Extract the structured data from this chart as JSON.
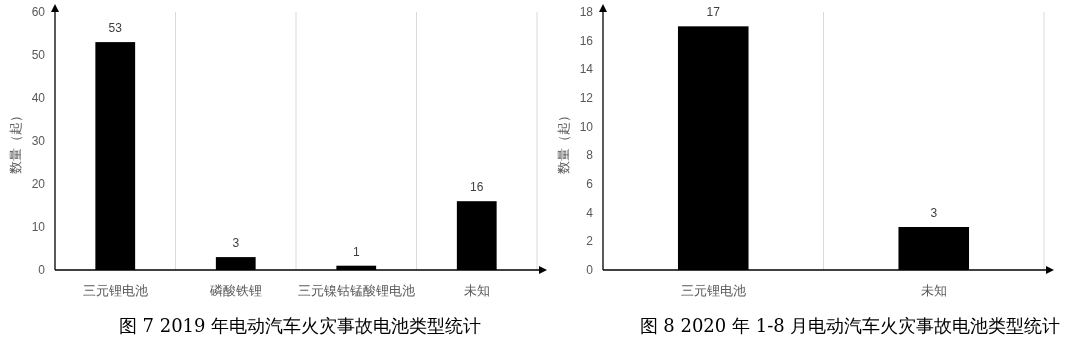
{
  "chart_data": [
    {
      "type": "bar",
      "title": "图 7 2019 年电动汽车火灾事故电池类型统计",
      "ylabel": "数量（起）",
      "categories": [
        "三元锂电池",
        "磷酸铁锂",
        "三元镍钴锰酸锂电池",
        "未知"
      ],
      "values": [
        53,
        3,
        1,
        16
      ],
      "color": "#000000",
      "ylim": [
        0,
        60
      ],
      "yticks": [
        0,
        10,
        20,
        30,
        40,
        50,
        60
      ],
      "grid": "x",
      "data_labels": true
    },
    {
      "type": "bar",
      "title": "图 8 2020 年 1-8 月电动汽车火灾事故电池类型统计",
      "ylabel": "数量（起）",
      "categories": [
        "三元锂电池",
        "未知"
      ],
      "values": [
        17,
        3
      ],
      "color": "#000000",
      "ylim": [
        0,
        18
      ],
      "yticks": [
        0,
        2,
        4,
        6,
        8,
        10,
        12,
        14,
        16,
        18
      ],
      "grid": "x",
      "data_labels": true
    }
  ]
}
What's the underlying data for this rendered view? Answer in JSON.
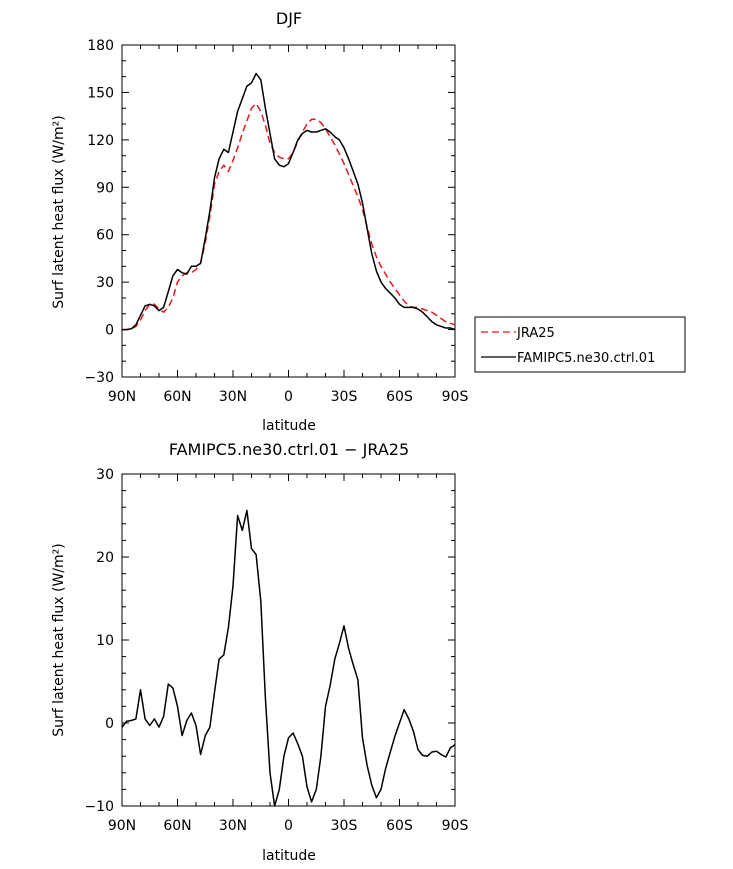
{
  "chart_data": [
    {
      "type": "line",
      "title": "DJF",
      "xlabel": "latitude",
      "ylabel": "Surf latent heat flux (W/m²)",
      "ylim": [
        -30,
        180
      ],
      "yticks": [
        -30,
        0,
        30,
        60,
        90,
        120,
        150,
        180
      ],
      "xlim": [
        90,
        -90
      ],
      "xticks": [
        90,
        60,
        30,
        0,
        -30,
        -60,
        -90
      ],
      "xtick_labels": [
        "90N",
        "60N",
        "30N",
        "0",
        "30S",
        "60S",
        "90S"
      ],
      "legend_position": "right",
      "series": [
        {
          "name": "JRA25",
          "color": "#e31a1c",
          "dash": "dashed",
          "x": [
            90,
            87.5,
            85,
            82.5,
            80,
            77.5,
            75,
            72.5,
            70,
            67.5,
            65,
            62.5,
            60,
            57.5,
            55,
            52.5,
            50,
            47.5,
            45,
            42.5,
            40,
            37.5,
            35,
            32.5,
            30,
            27.5,
            25,
            22.5,
            20,
            17.5,
            15,
            12.5,
            10,
            7.5,
            5,
            2.5,
            0,
            -2.5,
            -5,
            -7.5,
            -10,
            -12.5,
            -15,
            -17.5,
            -20,
            -22.5,
            -25,
            -27.5,
            -30,
            -32.5,
            -35,
            -37.5,
            -40,
            -42.5,
            -45,
            -47.5,
            -50,
            -52.5,
            -55,
            -57.5,
            -60,
            -62.5,
            -65,
            -67.5,
            -70,
            -72.5,
            -75,
            -77.5,
            -80,
            -82.5,
            -85,
            -87.5,
            -90
          ],
          "y": [
            0,
            0,
            0.5,
            2,
            6,
            12,
            16,
            16,
            13,
            11,
            14,
            20,
            30,
            34,
            36,
            36,
            38,
            42,
            55,
            72,
            92,
            100,
            104,
            100,
            107,
            115,
            124,
            132,
            140,
            143,
            138,
            129,
            118,
            112,
            109,
            108,
            108,
            112,
            119,
            125,
            130,
            133,
            133,
            131,
            127,
            122,
            117,
            111,
            105,
            98,
            91,
            84,
            76,
            65,
            54,
            46,
            40,
            35,
            30,
            26,
            22,
            18,
            15,
            14,
            14,
            13,
            12,
            11,
            9,
            7,
            5,
            4,
            3
          ]
        },
        {
          "name": "FAMIPC5.ne30.ctrl.01",
          "color": "#000000",
          "dash": "solid",
          "x": [
            90,
            87.5,
            85,
            82.5,
            80,
            77.5,
            75,
            72.5,
            70,
            67.5,
            65,
            62.5,
            60,
            57.5,
            55,
            52.5,
            50,
            47.5,
            45,
            42.5,
            40,
            37.5,
            35,
            32.5,
            30,
            27.5,
            25,
            22.5,
            20,
            17.5,
            15,
            12.5,
            10,
            7.5,
            5,
            2.5,
            0,
            -2.5,
            -5,
            -7.5,
            -10,
            -12.5,
            -15,
            -17.5,
            -20,
            -22.5,
            -25,
            -27.5,
            -30,
            -32.5,
            -35,
            -37.5,
            -40,
            -42.5,
            -45,
            -47.5,
            -50,
            -52.5,
            -55,
            -57.5,
            -60,
            -62.5,
            -65,
            -67.5,
            -70,
            -72.5,
            -75,
            -77.5,
            -80,
            -82.5,
            -85,
            -87.5,
            -90
          ],
          "y": [
            0,
            0,
            0.5,
            3,
            9,
            15,
            16,
            15,
            12,
            14,
            24,
            34,
            38,
            36,
            35,
            40,
            40,
            42,
            58,
            75,
            96,
            108,
            114,
            112,
            125,
            138,
            146,
            154,
            156,
            162,
            158,
            140,
            124,
            108,
            104,
            103,
            105,
            112,
            120,
            124,
            126,
            125,
            125,
            126,
            127,
            125,
            122,
            120,
            115,
            108,
            100,
            92,
            80,
            64,
            48,
            37,
            30,
            26,
            23,
            20,
            16,
            14,
            14,
            14,
            13,
            11,
            8,
            5,
            3,
            2,
            1,
            1,
            0
          ]
        }
      ]
    },
    {
      "type": "line",
      "title": "FAMIPC5.ne30.ctrl.01 − JRA25",
      "xlabel": "latitude",
      "ylabel": "Surf latent heat flux (W/m²)",
      "ylim": [
        -10,
        30
      ],
      "yticks": [
        -10,
        0,
        10,
        20,
        30
      ],
      "xlim": [
        90,
        -90
      ],
      "xticks": [
        90,
        60,
        30,
        0,
        -30,
        -60,
        -90
      ],
      "xtick_labels": [
        "90N",
        "60N",
        "30N",
        "0",
        "30S",
        "60S",
        "90S"
      ],
      "series": [
        {
          "color": "#000000",
          "dash": "solid",
          "x": [
            90,
            87.5,
            85,
            82.5,
            80,
            77.5,
            75,
            72.5,
            70,
            67.5,
            65,
            62.5,
            60,
            57.5,
            55,
            52.5,
            50,
            47.5,
            45,
            42.5,
            40,
            37.5,
            35,
            32.5,
            30,
            27.5,
            25,
            22.5,
            20,
            17.5,
            15,
            12.5,
            10,
            7.5,
            5,
            2.5,
            0,
            -2.5,
            -5,
            -7.5,
            -10,
            -12.5,
            -15,
            -17.5,
            -20,
            -22.5,
            -25,
            -27.5,
            -30,
            -32.5,
            -35,
            -37.5,
            -40,
            -42.5,
            -45,
            -47.5,
            -50,
            -52.5,
            -55,
            -57.5,
            -60,
            -62.5,
            -65,
            -67.5,
            -70,
            -72.5,
            -75,
            -77.5,
            -80,
            -82.5,
            -85,
            -87.5,
            -90
          ],
          "y": [
            -0.5,
            0.2,
            0.3,
            0.5,
            4,
            0.5,
            -0.3,
            0.5,
            -0.5,
            0.8,
            4.7,
            4.2,
            2,
            -1.5,
            0.3,
            1.2,
            -0.3,
            -3.8,
            -1.5,
            -0.5,
            3.7,
            7.7,
            8.2,
            11.5,
            16.5,
            25,
            23.2,
            25.6,
            21,
            20.3,
            14.7,
            3,
            -6,
            -10,
            -8,
            -4,
            -1.8,
            -1.2,
            -2.5,
            -4,
            -7.7,
            -9.5,
            -8,
            -4,
            2,
            4.5,
            7.7,
            9.6,
            11.7,
            9,
            7,
            5.2,
            -1.8,
            -5.1,
            -7.5,
            -9,
            -8,
            -5.5,
            -3.5,
            -1.6,
            0,
            1.6,
            0.5,
            -1,
            -3.2,
            -3.9,
            -4,
            -3.5,
            -3.4,
            -3.8,
            -4.1,
            -3,
            -2.6
          ]
        }
      ]
    }
  ]
}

━━━━━━━━━━━━━━━━━━━━━━━━━━━━━━

Return all the entries word for word, but omit any pictures they contain.

Extract the structured data from this chart as JSON.
{
  "chart_data": [
    {
      "type": "bar",
      "title": "图 7 2019 年电动汽车火灾事故电池类型统计",
      "ylabel": "数量（起）",
      "categories": [
        "三元锂电池",
        "磷酸铁锂",
        "三元镍钴锰酸锂电池",
        "未知"
      ],
      "values": [
        53,
        3,
        1,
        16
      ],
      "color": "#000000",
      "ylim": [
        0,
        60
      ],
      "yticks": [
        0,
        10,
        20,
        30,
        40,
        50,
        60
      ],
      "grid": "x",
      "data_labels": true
    },
    {
      "type": "bar",
      "title": "图 8 2020 年 1-8 月电动汽车火灾事故电池类型统计",
      "ylabel": "数量（起）",
      "categories": [
        "三元锂电池",
        "未知"
      ],
      "values": [
        17,
        3
      ],
      "color": "#000000",
      "ylim": [
        0,
        18
      ],
      "yticks": [
        0,
        2,
        4,
        6,
        8,
        10,
        12,
        14,
        16,
        18
      ],
      "grid": "x",
      "data_labels": true
    }
  ]
}
What's the underlying data for this rendered view? Answer in JSON.
{
  "chart_data": [
    {
      "type": "line",
      "title": "DJF",
      "xlabel": "latitude",
      "ylabel": "Surf latent heat flux (W/m²)",
      "ylim": [
        -30,
        180
      ],
      "yticks": [
        -30,
        0,
        30,
        60,
        90,
        120,
        150,
        180
      ],
      "xlim": [
        90,
        -90
      ],
      "xticks": [
        90,
        60,
        30,
        0,
        -30,
        -60,
        -90
      ],
      "xtick_labels": [
        "90N",
        "60N",
        "30N",
        "0",
        "30S",
        "60S",
        "90S"
      ],
      "legend_position": "right",
      "series": [
        {
          "name": "JRA25",
          "color": "#e31a1c",
          "dash": "dashed",
          "x": [
            90,
            87.5,
            85,
            82.5,
            80,
            77.5,
            75,
            72.5,
            70,
            67.5,
            65,
            62.5,
            60,
            57.5,
            55,
            52.5,
            50,
            47.5,
            45,
            42.5,
            40,
            37.5,
            35,
            32.5,
            30,
            27.5,
            25,
            22.5,
            20,
            17.5,
            15,
            12.5,
            10,
            7.5,
            5,
            2.5,
            0,
            -2.5,
            -5,
            -7.5,
            -10,
            -12.5,
            -15,
            -17.5,
            -20,
            -22.5,
            -25,
            -27.5,
            -30,
            -32.5,
            -35,
            -37.5,
            -40,
            -42.5,
            -45,
            -47.5,
            -50,
            -52.5,
            -55,
            -57.5,
            -60,
            -62.5,
            -65,
            -67.5,
            -70,
            -72.5,
            -75,
            -77.5,
            -80,
            -82.5,
            -85,
            -87.5,
            -90
          ],
          "y": [
            0,
            0,
            0.5,
            2,
            6,
            12,
            16,
            16,
            13,
            11,
            14,
            20,
            30,
            34,
            36,
            36,
            38,
            42,
            55,
            72,
            92,
            100,
            104,
            100,
            107,
            115,
            124,
            132,
            140,
            143,
            138,
            129,
            118,
            112,
            109,
            108,
            108,
            112,
            119,
            125,
            130,
            133,
            133,
            131,
            127,
            122,
            117,
            111,
            105,
            98,
            91,
            84,
            76,
            65,
            54,
            46,
            40,
            35,
            30,
            26,
            22,
            18,
            15,
            14,
            14,
            13,
            12,
            11,
            9,
            7,
            5,
            4,
            3
          ]
        },
        {
          "name": "FAMIPC5.ne30.ctrl.01",
          "color": "#000000",
          "dash": "solid",
          "x": [
            90,
            87.5,
            85,
            82.5,
            80,
            77.5,
            75,
            72.5,
            70,
            67.5,
            65,
            62.5,
            60,
            57.5,
            55,
            52.5,
            50,
            47.5,
            45,
            42.5,
            40,
            37.5,
            35,
            32.5,
            30,
            27.5,
            25,
            22.5,
            20,
            17.5,
            15,
            12.5,
            10,
            7.5,
            5,
            2.5,
            0,
            -2.5,
            -5,
            -7.5,
            -10,
            -12.5,
            -15,
            -17.5,
            -20,
            -22.5,
            -25,
            -27.5,
            -30,
            -32.5,
            -35,
            -37.5,
            -40,
            -42.5,
            -45,
            -47.5,
            -50,
            -52.5,
            -55,
            -57.5,
            -60,
            -62.5,
            -65,
            -67.5,
            -70,
            -72.5,
            -75,
            -77.5,
            -80,
            -82.5,
            -85,
            -87.5,
            -90
          ],
          "y": [
            0,
            0,
            0.5,
            3,
            9,
            15,
            16,
            15,
            12,
            14,
            24,
            34,
            38,
            36,
            35,
            40,
            40,
            42,
            58,
            75,
            96,
            108,
            114,
            112,
            125,
            138,
            146,
            154,
            156,
            162,
            158,
            140,
            124,
            108,
            104,
            103,
            105,
            112,
            120,
            124,
            126,
            125,
            125,
            126,
            127,
            125,
            122,
            120,
            115,
            108,
            100,
            92,
            80,
            64,
            48,
            37,
            30,
            26,
            23,
            20,
            16,
            14,
            14,
            14,
            13,
            11,
            8,
            5,
            3,
            2,
            1,
            1,
            0
          ]
        }
      ]
    },
    {
      "type": "line",
      "title": "FAMIPC5.ne30.ctrl.01 − JRA25",
      "xlabel": "latitude",
      "ylabel": "Surf latent heat flux (W/m²)",
      "ylim": [
        -10,
        30
      ],
      "yticks": [
        -10,
        0,
        10,
        20,
        30
      ],
      "xlim": [
        90,
        -90
      ],
      "xticks": [
        90,
        60,
        30,
        0,
        -30,
        -60,
        -90
      ],
      "xtick_labels": [
        "90N",
        "60N",
        "30N",
        "0",
        "30S",
        "60S",
        "90S"
      ],
      "series": [
        {
          "color": "#000000",
          "dash": "solid",
          "x": [
            90,
            87.5,
            85,
            82.5,
            80,
            77.5,
            75,
            72.5,
            70,
            67.5,
            65,
            62.5,
            60,
            57.5,
            55,
            52.5,
            50,
            47.5,
            45,
            42.5,
            40,
            37.5,
            35,
            32.5,
            30,
            27.5,
            25,
            22.5,
            20,
            17.5,
            15,
            12.5,
            10,
            7.5,
            5,
            2.5,
            0,
            -2.5,
            -5,
            -7.5,
            -10,
            -12.5,
            -15,
            -17.5,
            -20,
            -22.5,
            -25,
            -27.5,
            -30,
            -32.5,
            -35,
            -37.5,
            -40,
            -42.5,
            -45,
            -47.5,
            -50,
            -52.5,
            -55,
            -57.5,
            -60,
            -62.5,
            -65,
            -67.5,
            -70,
            -72.5,
            -75,
            -77.5,
            -80,
            -82.5,
            -85,
            -87.5,
            -90
          ],
          "y": [
            -0.5,
            0.2,
            0.3,
            0.5,
            4,
            0.5,
            -0.3,
            0.5,
            -0.5,
            0.8,
            4.7,
            4.2,
            2,
            -1.5,
            0.3,
            1.2,
            -0.3,
            -3.8,
            -1.5,
            -0.5,
            3.7,
            7.7,
            8.2,
            11.5,
            16.5,
            25,
            23.2,
            25.6,
            21,
            20.3,
            14.7,
            3,
            -6,
            -10,
            -8,
            -4,
            -1.8,
            -1.2,
            -2.5,
            -4,
            -7.7,
            -9.5,
            -8,
            -4,
            2,
            4.5,
            7.7,
            9.6,
            11.7,
            9,
            7,
            5.2,
            -1.8,
            -5.1,
            -7.5,
            -9,
            -8,
            -5.5,
            -3.5,
            -1.6,
            0,
            1.6,
            0.5,
            -1,
            -3.2,
            -3.9,
            -4,
            -3.5,
            -3.4,
            -3.8,
            -4.1,
            -3,
            -2.6
          ]
        }
      ]
    }
  ]
}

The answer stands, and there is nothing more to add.